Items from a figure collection
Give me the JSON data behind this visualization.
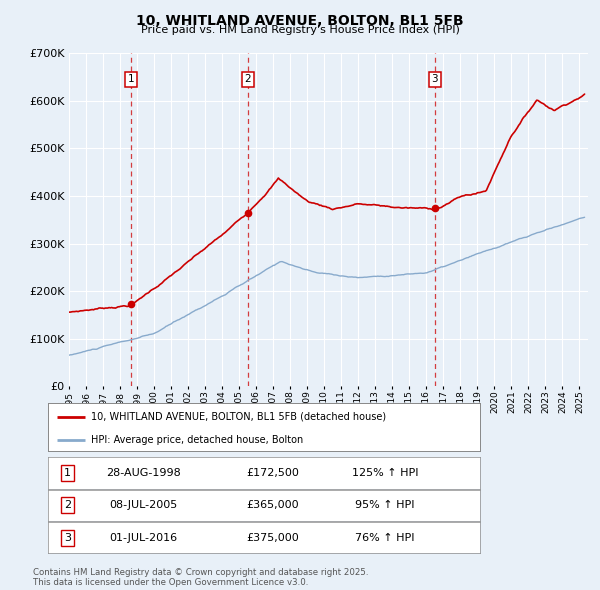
{
  "title": "10, WHITLAND AVENUE, BOLTON, BL1 5FB",
  "subtitle": "Price paid vs. HM Land Registry's House Price Index (HPI)",
  "legend_property": "10, WHITLAND AVENUE, BOLTON, BL1 5FB (detached house)",
  "legend_hpi": "HPI: Average price, detached house, Bolton",
  "property_color": "#cc0000",
  "hpi_color": "#88aacc",
  "background_color": "#e8f0f8",
  "plot_bg_color": "#e8f0f8",
  "grid_color": "#ffffff",
  "footer": "Contains HM Land Registry data © Crown copyright and database right 2025.\nThis data is licensed under the Open Government Licence v3.0.",
  "sales": [
    {
      "label": "1",
      "date_num": 1998.66,
      "price": 172500,
      "date_str": "28-AUG-1998",
      "pct": "125% ↑ HPI"
    },
    {
      "label": "2",
      "date_num": 2005.52,
      "price": 365000,
      "date_str": "08-JUL-2005",
      "pct": "95% ↑ HPI"
    },
    {
      "label": "3",
      "date_num": 2016.5,
      "price": 375000,
      "date_str": "01-JUL-2016",
      "pct": "76% ↑ HPI"
    }
  ],
  "ylim": [
    0,
    700000
  ],
  "yticks": [
    0,
    100000,
    200000,
    300000,
    400000,
    500000,
    600000,
    700000
  ],
  "ytick_labels": [
    "£0",
    "£100K",
    "£200K",
    "£300K",
    "£400K",
    "£500K",
    "£600K",
    "£700K"
  ],
  "xmin": 1995.0,
  "xmax": 2025.5,
  "xtick_years": [
    1995,
    1996,
    1997,
    1998,
    1999,
    2000,
    2001,
    2002,
    2003,
    2004,
    2005,
    2006,
    2007,
    2008,
    2009,
    2010,
    2011,
    2012,
    2013,
    2014,
    2015,
    2016,
    2017,
    2018,
    2019,
    2020,
    2021,
    2022,
    2023,
    2024,
    2025
  ]
}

_THE EXERCISE_
Copy out the entries verbatim and leave the images out.

_ANSWER BELOW_
Give me the JSON data behind this visualization.
{
  "title": "10, WHITLAND AVENUE, BOLTON, BL1 5FB",
  "subtitle": "Price paid vs. HM Land Registry's House Price Index (HPI)",
  "legend_property": "10, WHITLAND AVENUE, BOLTON, BL1 5FB (detached house)",
  "legend_hpi": "HPI: Average price, detached house, Bolton",
  "property_color": "#cc0000",
  "hpi_color": "#88aacc",
  "background_color": "#e8f0f8",
  "plot_bg_color": "#e8f0f8",
  "grid_color": "#ffffff",
  "footer": "Contains HM Land Registry data © Crown copyright and database right 2025.\nThis data is licensed under the Open Government Licence v3.0.",
  "sales": [
    {
      "label": "1",
      "date_num": 1998.66,
      "price": 172500,
      "date_str": "28-AUG-1998",
      "pct": "125% ↑ HPI"
    },
    {
      "label": "2",
      "date_num": 2005.52,
      "price": 365000,
      "date_str": "08-JUL-2005",
      "pct": "95% ↑ HPI"
    },
    {
      "label": "3",
      "date_num": 2016.5,
      "price": 375000,
      "date_str": "01-JUL-2016",
      "pct": "76% ↑ HPI"
    }
  ],
  "ylim": [
    0,
    700000
  ],
  "yticks": [
    0,
    100000,
    200000,
    300000,
    400000,
    500000,
    600000,
    700000
  ],
  "ytick_labels": [
    "£0",
    "£100K",
    "£200K",
    "£300K",
    "£400K",
    "£500K",
    "£600K",
    "£700K"
  ],
  "xmin": 1995.0,
  "xmax": 2025.5,
  "xtick_years": [
    1995,
    1996,
    1997,
    1998,
    1999,
    2000,
    2001,
    2002,
    2003,
    2004,
    2005,
    2006,
    2007,
    2008,
    2009,
    2010,
    2011,
    2012,
    2013,
    2014,
    2015,
    2016,
    2017,
    2018,
    2019,
    2020,
    2021,
    2022,
    2023,
    2024,
    2025
  ]
}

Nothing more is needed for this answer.